Retype the records that come next, word for word.

══════════════════════════════

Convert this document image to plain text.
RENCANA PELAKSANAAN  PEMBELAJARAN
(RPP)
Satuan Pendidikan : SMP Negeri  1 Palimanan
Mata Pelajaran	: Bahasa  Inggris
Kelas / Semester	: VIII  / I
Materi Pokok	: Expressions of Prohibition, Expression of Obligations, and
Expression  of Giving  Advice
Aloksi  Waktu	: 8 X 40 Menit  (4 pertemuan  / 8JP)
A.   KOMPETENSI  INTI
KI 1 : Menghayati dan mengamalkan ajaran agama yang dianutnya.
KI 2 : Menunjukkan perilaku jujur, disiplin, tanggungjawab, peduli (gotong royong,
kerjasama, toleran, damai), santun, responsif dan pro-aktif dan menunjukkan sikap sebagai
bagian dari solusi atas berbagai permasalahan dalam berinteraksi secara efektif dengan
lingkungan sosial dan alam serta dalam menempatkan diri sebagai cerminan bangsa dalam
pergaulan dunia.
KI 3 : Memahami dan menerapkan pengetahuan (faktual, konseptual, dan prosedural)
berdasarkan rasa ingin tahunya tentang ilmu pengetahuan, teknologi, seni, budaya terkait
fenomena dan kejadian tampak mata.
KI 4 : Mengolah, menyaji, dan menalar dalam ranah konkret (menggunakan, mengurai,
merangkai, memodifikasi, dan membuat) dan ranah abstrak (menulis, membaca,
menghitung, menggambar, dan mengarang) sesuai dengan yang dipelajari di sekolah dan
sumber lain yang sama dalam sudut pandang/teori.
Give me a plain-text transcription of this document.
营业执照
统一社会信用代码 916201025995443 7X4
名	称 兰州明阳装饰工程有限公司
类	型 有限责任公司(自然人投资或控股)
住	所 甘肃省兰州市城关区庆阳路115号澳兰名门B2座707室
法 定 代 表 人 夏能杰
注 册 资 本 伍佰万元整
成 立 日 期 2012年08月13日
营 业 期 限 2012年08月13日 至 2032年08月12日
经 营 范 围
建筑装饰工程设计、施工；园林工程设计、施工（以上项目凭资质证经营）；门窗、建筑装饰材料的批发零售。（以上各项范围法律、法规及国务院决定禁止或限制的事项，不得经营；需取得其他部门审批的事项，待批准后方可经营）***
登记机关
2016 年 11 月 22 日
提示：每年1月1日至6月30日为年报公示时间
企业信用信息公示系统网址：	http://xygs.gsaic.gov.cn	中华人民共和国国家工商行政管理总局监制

══════════════════════════════

> _Written answer_:
Convert this document image to plain text.
RENCANA PELAKSANAAN  PEMBELAJARAN
(RPP)
Satuan Pendidikan : SMP Negeri  1 Palimanan
Mata Pelajaran	: Bahasa  Inggris
Kelas / Semester	: VIII  / I
Materi Pokok	: Expressions of Prohibition, Expression of Obligations, and
Expression  of Giving  Advice
Aloksi  Waktu	: 8 X 40 Menit  (4 pertemuan  / 8JP)
A.   KOMPETENSI  INTI
KI 1 : Menghayati dan mengamalkan ajaran agama yang dianutnya.
KI 2 : Menunjukkan perilaku jujur, disiplin, tanggungjawab, peduli (gotong royong,
kerjasama, toleran, damai), santun, responsif dan pro-aktif dan menunjukkan sikap sebagai
bagian dari solusi atas berbagai permasalahan dalam berinteraksi secara efektif dengan
lingkungan sosial dan alam serta dalam menempatkan diri sebagai cerminan bangsa dalam
pergaulan dunia.
KI 3 : Memahami dan menerapkan pengetahuan (faktual, konseptual, dan prosedural)
berdasarkan rasa ingin tahunya tentang ilmu pengetahuan, teknologi, seni, budaya terkait
fenomena dan kejadian tampak mata.
KI 4 : Mengolah, menyaji, dan menalar dalam ranah konkret (menggunakan, mengurai,
merangkai, memodifikasi, dan membuat) dan ranah abstrak (menulis, membaca,
menghitung, menggambar, dan mengarang) sesuai dengan yang dipelajari di sekolah dan
sumber lain yang sama dalam sudut pandang/teori.
Give me a plain-text transcription of this document.
营业执照
统一社会信用代码 916201025995443 7X4
名	称 兰州明阳装饰工程有限公司
类	型 有限责任公司(自然人投资或控股)
住	所 甘肃省兰州市城关区庆阳路115号澳兰名门B2座707室
法 定 代 表 人 夏能杰
注 册 资 本 伍佰万元整
成 立 日 期 2012年08月13日
营 业 期 限 2012年08月13日 至 2032年08月12日
经 营 范 围
建筑装饰工程设计、施工；园林工程设计、施工（以上项目凭资质证经营）；门窗、建筑装饰材料的批发零售。（以上各项范围法律、法规及国务院决定禁止或限制的事项，不得经营；需取得其他部门审批的事项，待批准后方可经营）***
登记机关
2016 年 11 月 22 日
提示：每年1月1日至6月30日为年报公示时间
企业信用信息公示系统网址：	http://xygs.gsaic.gov.cn	中华人民共和国国家工商行政管理总局监制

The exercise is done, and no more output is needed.